*TASK DESCRIPTION*. Would you write out the listing verbatim and skip every picture in it?

## Start RECORDS TO PROCESS

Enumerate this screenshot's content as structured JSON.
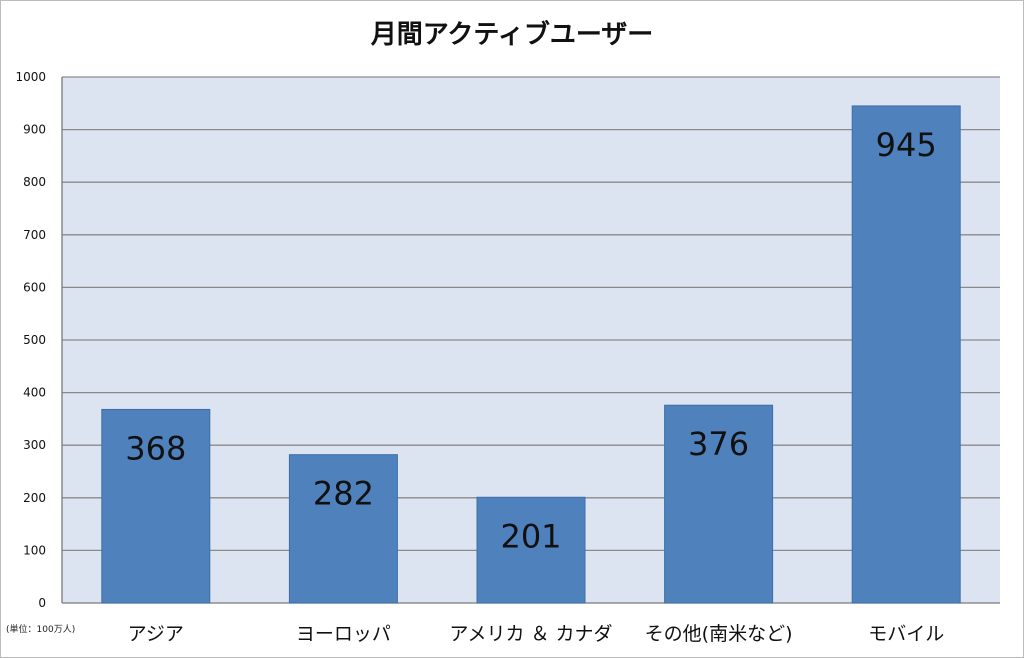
{
  "chart_data": {
    "type": "bar",
    "title": "月間アクティブユーザー",
    "unit_note": "(単位：100万人)",
    "categories": [
      "アジア",
      "ヨーロッパ",
      "アメリカ ＆ カナダ",
      "その他(南米など)",
      "モバイル"
    ],
    "values": [
      368,
      282,
      201,
      376,
      945
    ],
    "ylim": [
      0,
      1000
    ],
    "yticks": [
      0,
      100,
      200,
      300,
      400,
      500,
      600,
      700,
      800,
      900,
      1000
    ],
    "grid": true,
    "legend": "none",
    "colors": {
      "bar": "#4f81bd",
      "bar_edge": "#3f6ea7",
      "plot_background": "#dde4f1",
      "gridline": "#8a8a8a"
    }
  }
}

## End RECORDS TO PROCESS

*COMPLETED TASK*.
Enumerate this screenshot's content as structured JSON.
{
  "chart_data": {
    "type": "bar",
    "title": "月間アクティブユーザー",
    "unit_note": "(単位：100万人)",
    "categories": [
      "アジア",
      "ヨーロッパ",
      "アメリカ ＆ カナダ",
      "その他(南米など)",
      "モバイル"
    ],
    "values": [
      368,
      282,
      201,
      376,
      945
    ],
    "ylim": [
      0,
      1000
    ],
    "yticks": [
      0,
      100,
      200,
      300,
      400,
      500,
      600,
      700,
      800,
      900,
      1000
    ],
    "grid": true,
    "legend": "none",
    "colors": {
      "bar": "#4f81bd",
      "bar_edge": "#3f6ea7",
      "plot_background": "#dde4f1",
      "gridline": "#8a8a8a"
    }
  }
}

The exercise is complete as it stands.